WRITTEN EXERCISE: Can you pull out each line of the data below that includes the word "CHECK"?

RECORDS SUPPLIED:
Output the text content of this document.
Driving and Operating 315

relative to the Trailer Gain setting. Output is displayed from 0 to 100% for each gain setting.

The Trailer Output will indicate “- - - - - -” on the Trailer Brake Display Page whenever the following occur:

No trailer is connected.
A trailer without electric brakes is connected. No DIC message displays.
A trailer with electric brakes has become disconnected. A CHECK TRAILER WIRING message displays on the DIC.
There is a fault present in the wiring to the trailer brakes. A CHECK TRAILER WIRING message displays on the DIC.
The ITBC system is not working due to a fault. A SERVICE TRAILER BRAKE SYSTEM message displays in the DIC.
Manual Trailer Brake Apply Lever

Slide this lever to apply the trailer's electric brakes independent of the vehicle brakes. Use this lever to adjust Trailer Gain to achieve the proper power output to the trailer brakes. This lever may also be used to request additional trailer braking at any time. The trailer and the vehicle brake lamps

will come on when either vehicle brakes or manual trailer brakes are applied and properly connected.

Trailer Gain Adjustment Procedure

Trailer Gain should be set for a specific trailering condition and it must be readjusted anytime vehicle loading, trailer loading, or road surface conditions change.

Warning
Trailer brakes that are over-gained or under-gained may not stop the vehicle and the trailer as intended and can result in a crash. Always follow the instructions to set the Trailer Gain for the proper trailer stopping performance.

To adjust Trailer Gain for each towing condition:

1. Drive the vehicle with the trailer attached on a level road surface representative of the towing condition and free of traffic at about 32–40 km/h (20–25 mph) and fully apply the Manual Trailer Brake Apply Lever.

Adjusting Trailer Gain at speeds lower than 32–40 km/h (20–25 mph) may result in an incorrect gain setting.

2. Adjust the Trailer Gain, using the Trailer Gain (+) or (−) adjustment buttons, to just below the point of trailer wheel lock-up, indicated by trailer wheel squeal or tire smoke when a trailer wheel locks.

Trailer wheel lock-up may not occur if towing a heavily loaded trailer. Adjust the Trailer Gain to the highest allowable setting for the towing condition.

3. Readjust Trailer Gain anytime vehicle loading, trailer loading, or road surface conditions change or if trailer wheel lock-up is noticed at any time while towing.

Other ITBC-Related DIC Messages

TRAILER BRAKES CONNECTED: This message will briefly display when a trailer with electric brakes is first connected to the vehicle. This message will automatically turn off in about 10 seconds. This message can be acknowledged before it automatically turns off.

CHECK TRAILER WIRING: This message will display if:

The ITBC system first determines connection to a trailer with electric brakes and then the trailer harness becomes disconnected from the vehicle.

TASK ANSWER:
A trailer with electric brakes has become disconnected. A CHECK TRAILER WIRING message displays on the DIC.
There is a fault present in the wiring to the trailer brakes. A CHECK TRAILER WIRING message displays on the DIC.
CHECK TRAILER WIRING: This message will display if:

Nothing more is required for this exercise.